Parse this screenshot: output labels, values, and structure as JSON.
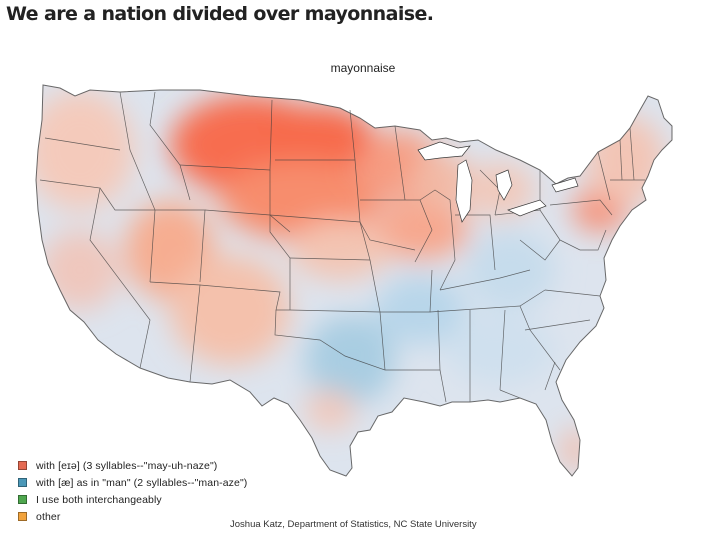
{
  "headline": "We are a nation divided over mayonnaise.",
  "map": {
    "title": "mayonnaise",
    "colors": {
      "land_base": "#dde4ee",
      "strong_orange": "#f76d4f",
      "mid_orange": "#f9a384",
      "light_orange": "#f6c7b5",
      "blue": "#c1d8ea",
      "deep_blue": "#9fcbe0",
      "border": "#3a3a3a"
    }
  },
  "legend": [
    {
      "label": "with [eɪə] (3 syllables--\"may-uh-naze\")",
      "color": "#e56a52"
    },
    {
      "label": "with [æ] as in \"man\" (2 syllables--\"man-aze\")",
      "color": "#4b98b8"
    },
    {
      "label": "I use both interchangeably",
      "color": "#4fa74f"
    },
    {
      "label": "other",
      "color": "#f2a33c"
    }
  ],
  "credit": "Joshua Katz, Department of Statistics, NC State University"
}
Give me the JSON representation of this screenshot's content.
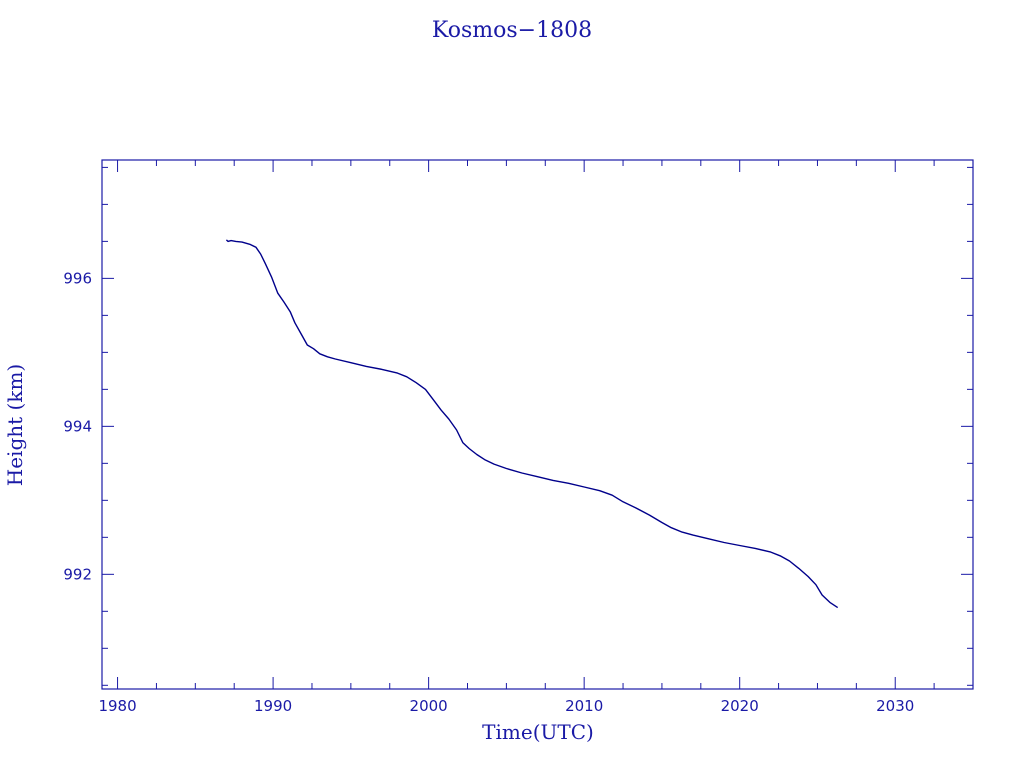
################
> Short problem: Pictures are excluded; repeat every record exactly.

> Answer below:
Parse this screenshot: output labels, values, and structure as JSON.
{
  "headline": "We are a nation divided over mayonnaise.",
  "map": {
    "title": "mayonnaise",
    "colors": {
      "land_base": "#dde4ee",
      "strong_orange": "#f76d4f",
      "mid_orange": "#f9a384",
      "light_orange": "#f6c7b5",
      "blue": "#c1d8ea",
      "deep_blue": "#9fcbe0",
      "border": "#3a3a3a"
    }
  },
  "legend": [
    {
      "label": "with [eɪə] (3 syllables--\"may-uh-naze\")",
      "color": "#e56a52"
    },
    {
      "label": "with [æ] as in \"man\" (2 syllables--\"man-aze\")",
      "color": "#4b98b8"
    },
    {
      "label": "I use both interchangeably",
      "color": "#4fa74f"
    },
    {
      "label": "other",
      "color": "#f2a33c"
    }
  ],
  "credit": "Joshua Katz, Department of Statistics, NC State University"
}
Give me the JSON representation of this screenshot's content.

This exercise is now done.